**Task**
All of the data that follows should be retyped exactly, please, except the pictures.
━━━━━━━━━━━━━━━━━━━━━━━━━━━━━━
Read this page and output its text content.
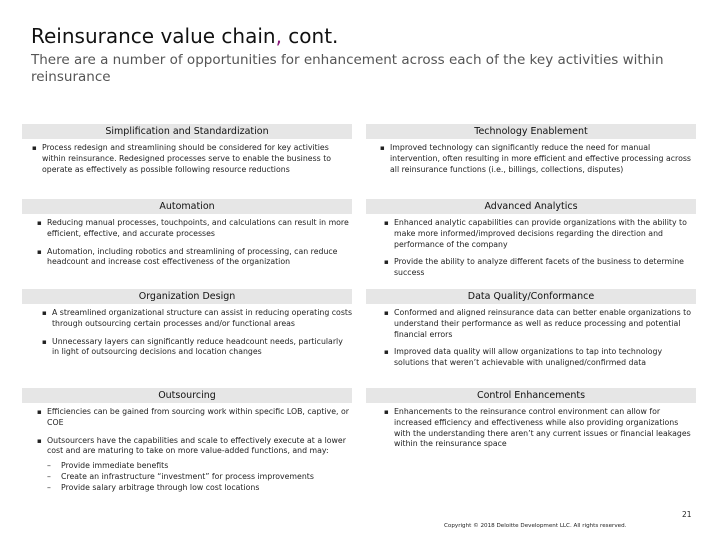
Reinsurance value chain, cont.
There are a number of opportunities for enhancement across each of the key activities within reinsurance
Simplification and Standardization
▪ Process redesign and streamlining should be considered for key activities within reinsurance. Redesigned processes serve to enable the business to operate as effectively as possible following resource reductions
Automation
▪ Reducing manual processes, touchpoints, and calculations can result in more efficient, effective, and accurate processes
▪ Automation, including robotics and streamlining of processing, can reduce headcount and increase cost effectiveness of the organization
Organization Design
▪ A streamlined organizational structure can assist in reducing operating costs through outsourcing certain processes and/or functional areas
▪ Unnecessary layers can significantly reduce headcount needs, particularly in light of outsourcing decisions and location changes
Outsourcing
▪ Efficiencies can be gained from sourcing work within specific LOB, captive, or COE
▪ Outsourcers have the capabilities and scale to effectively execute at a lower cost and are maturing to take on more value-added functions, and may:
– Provide immediate benefits
– Create an infrastructure “investment” for process improvements
– Provide salary arbitrage through low cost locations
Technology Enablement
▪ Improved technology can significantly reduce the need for manual intervention, often resulting in more efficient and effective processing across all reinsurance functions (i.e., billings, collections, disputes)
Advanced Analytics
▪ Enhanced analytic capabilities can provide organizations with the ability to make more informed/improved decisions regarding the direction and performance of the company
▪ Provide the ability to analyze different facets of the business to determine success
Data Quality/Conformance
▪ Conformed and aligned reinsurance data can better enable organizations to understand their performance as well as reduce processing and potential financial errors
▪ Improved data quality will allow organizations to tap into technology solutions that weren’t achievable with unaligned/confirmed data
Control Enhancements
▪ Enhancements to the reinsurance control environment can allow for increased efficiency and effectiveness while also providing organizations with the understanding there aren’t any current issues or financial leakages within the reinsurance space
21
Copyright © 2018 Deloitte Development LLC. All rights reserved.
━━━━━━━━━━━━━━━━━━━━━━━━━━━━━━
**The result**
Read this page and output its text content.
Reinsurance value chain, cont.
There are a number of opportunities for enhancement across each of the key activities within reinsurance
Simplification and Standardization
▪ Process redesign and streamlining should be considered for key activities within reinsurance. Redesigned processes serve to enable the business to operate as effectively as possible following resource reductions
Automation
▪ Reducing manual processes, touchpoints, and calculations can result in more efficient, effective, and accurate processes
▪ Automation, including robotics and streamlining of processing, can reduce headcount and increase cost effectiveness of the organization
Organization Design
▪ A streamlined organizational structure can assist in reducing operating costs through outsourcing certain processes and/or functional areas
▪ Unnecessary layers can significantly reduce headcount needs, particularly in light of outsourcing decisions and location changes
Outsourcing
▪ Efficiencies can be gained from sourcing work within specific LOB, captive, or COE
▪ Outsourcers have the capabilities and scale to effectively execute at a lower cost and are maturing to take on more value-added functions, and may:
– Provide immediate benefits
– Create an infrastructure “investment” for process improvements
– Provide salary arbitrage through low cost locations
Technology Enablement
▪ Improved technology can significantly reduce the need for manual intervention, often resulting in more efficient and effective processing across all reinsurance functions (i.e., billings, collections, disputes)
Advanced Analytics
▪ Enhanced analytic capabilities can provide organizations with the ability to make more informed/improved decisions regarding the direction and performance of the company
▪ Provide the ability to analyze different facets of the business to determine success
Data Quality/Conformance
▪ Conformed and aligned reinsurance data can better enable organizations to understand their performance as well as reduce processing and potential financial errors
▪ Improved data quality will allow organizations to tap into technology solutions that weren’t achievable with unaligned/confirmed data
Control Enhancements
▪ Enhancements to the reinsurance control environment can allow for increased efficiency and effectiveness while also providing organizations with the understanding there aren’t any current issues or financial leakages within the reinsurance space
21
Copyright © 2018 Deloitte Development LLC. All rights reserved.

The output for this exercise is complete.